Description of the task
Set every record down verbatim and omit the pictures.

Records provided
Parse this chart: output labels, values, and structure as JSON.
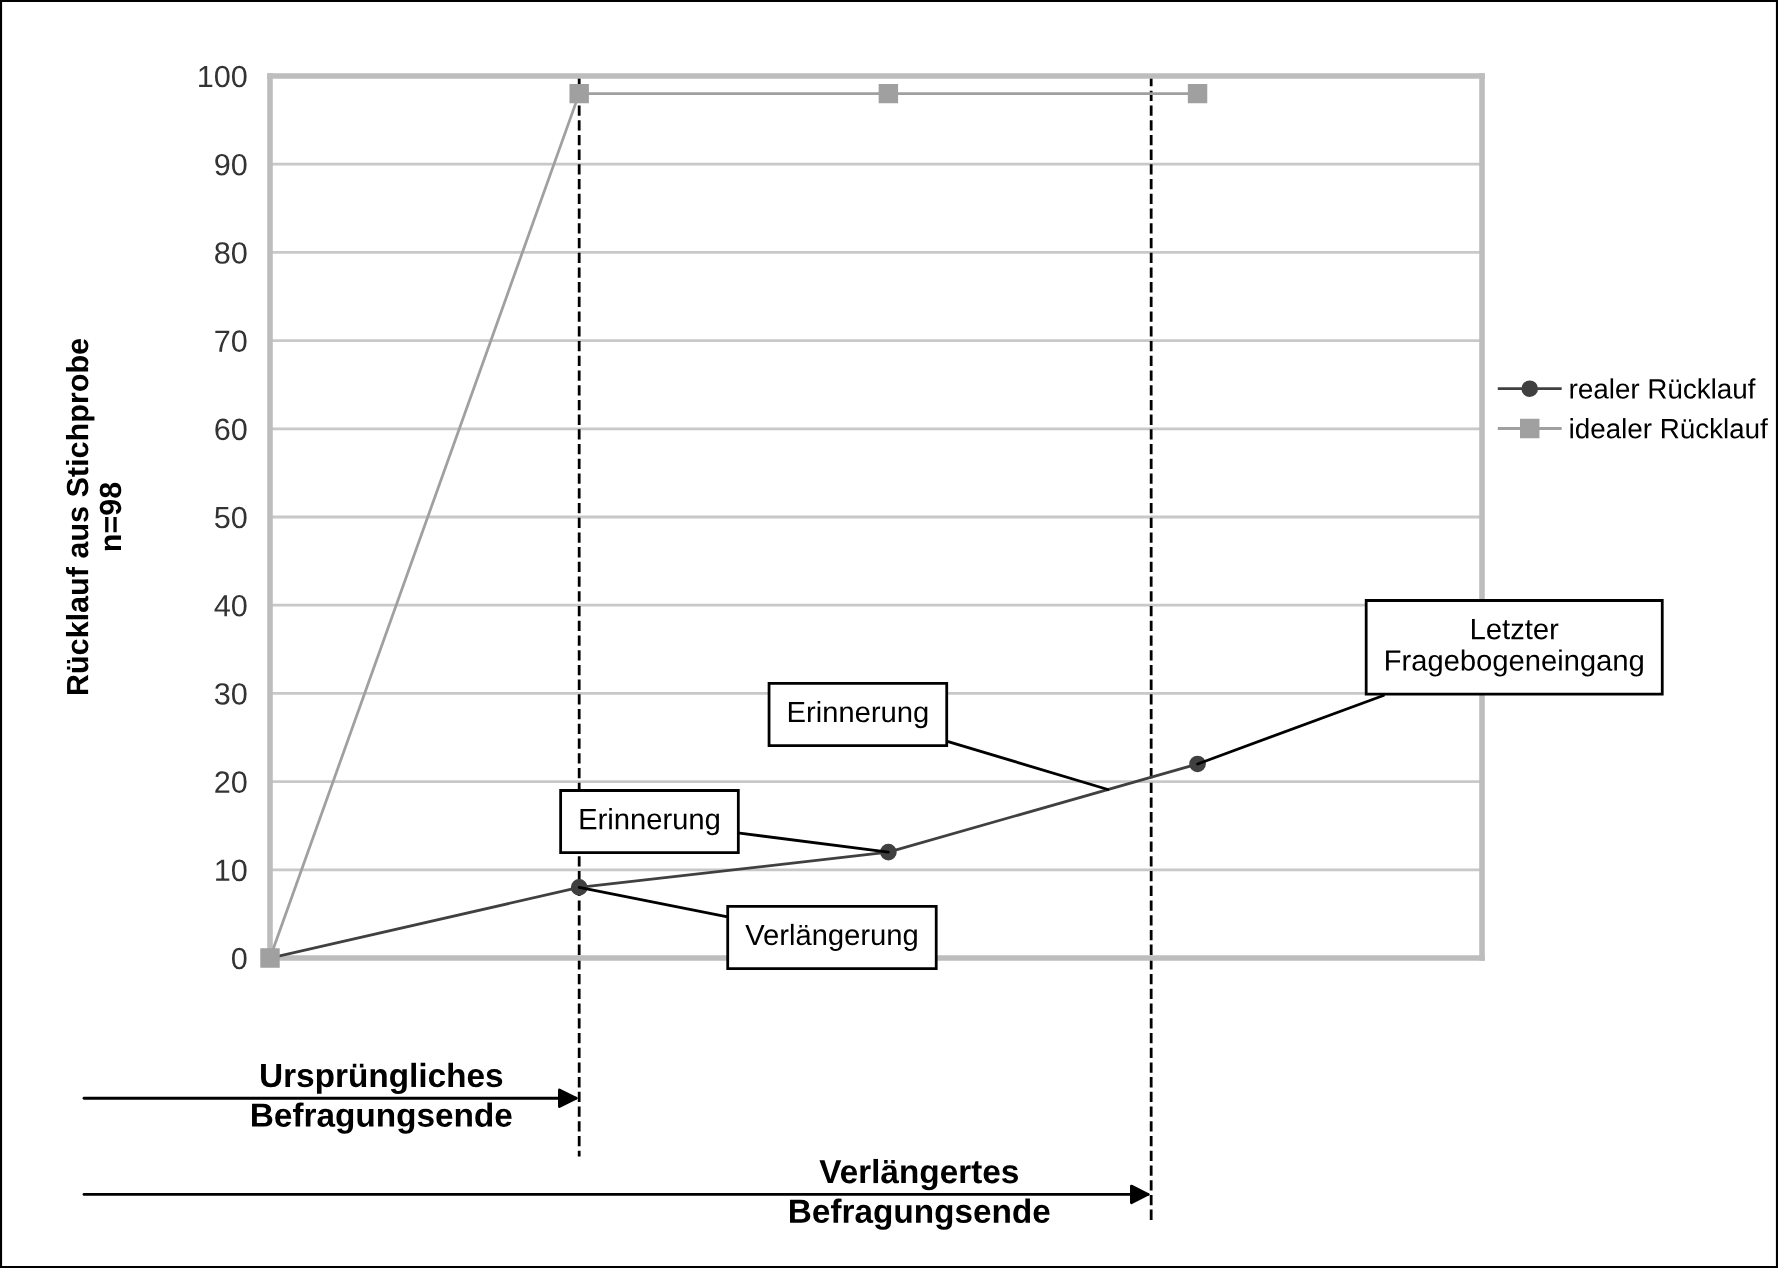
{
  "chart_data": {
    "type": "line",
    "ylabel": "Rücklauf aus Stichprobe\nn=98",
    "categories": [
      null,
      null,
      null,
      null
    ],
    "ylim": [
      0,
      100
    ],
    "yticks": [
      0,
      10,
      20,
      30,
      40,
      50,
      60,
      70,
      80,
      90,
      100
    ],
    "grid": "y",
    "legend": "right",
    "series": [
      {
        "name": "realer Rücklauf",
        "color": "#404040",
        "marker": "circle",
        "values": [
          0,
          8,
          12,
          22
        ]
      },
      {
        "name": "idealer Rücklauf",
        "color": "#a0a0a0",
        "marker": "square",
        "values": [
          0,
          98,
          98,
          98
        ]
      }
    ],
    "annotations": [
      "Ursprüngliches\nBefragungsende",
      "Verlängertes\nBefragungsende",
      "Verlängerung",
      "Erinnerung",
      "Erinnerung",
      "Letzter\nFragebogeneingang"
    ]
  }
}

Solution for this problem
Parse this chart: output labels, values, and structure as JSON.
{
  "chart_data": {
    "type": "line",
    "ylabel": "Rücklauf aus Stichprobe\nn=98",
    "categories": [
      null,
      null,
      null,
      null
    ],
    "ylim": [
      0,
      100
    ],
    "yticks": [
      0,
      10,
      20,
      30,
      40,
      50,
      60,
      70,
      80,
      90,
      100
    ],
    "grid": "y",
    "legend": "right",
    "series": [
      {
        "name": "realer Rücklauf",
        "color": "#404040",
        "marker": "circle",
        "values": [
          0,
          8,
          12,
          22
        ]
      },
      {
        "name": "idealer Rücklauf",
        "color": "#a0a0a0",
        "marker": "square",
        "values": [
          0,
          98,
          98,
          98
        ]
      }
    ],
    "annotations": [
      "Ursprüngliches\nBefragungsende",
      "Verlängertes\nBefragungsende",
      "Verlängerung",
      "Erinnerung",
      "Erinnerung",
      "Letzter\nFragebogeneingang"
    ]
  }
}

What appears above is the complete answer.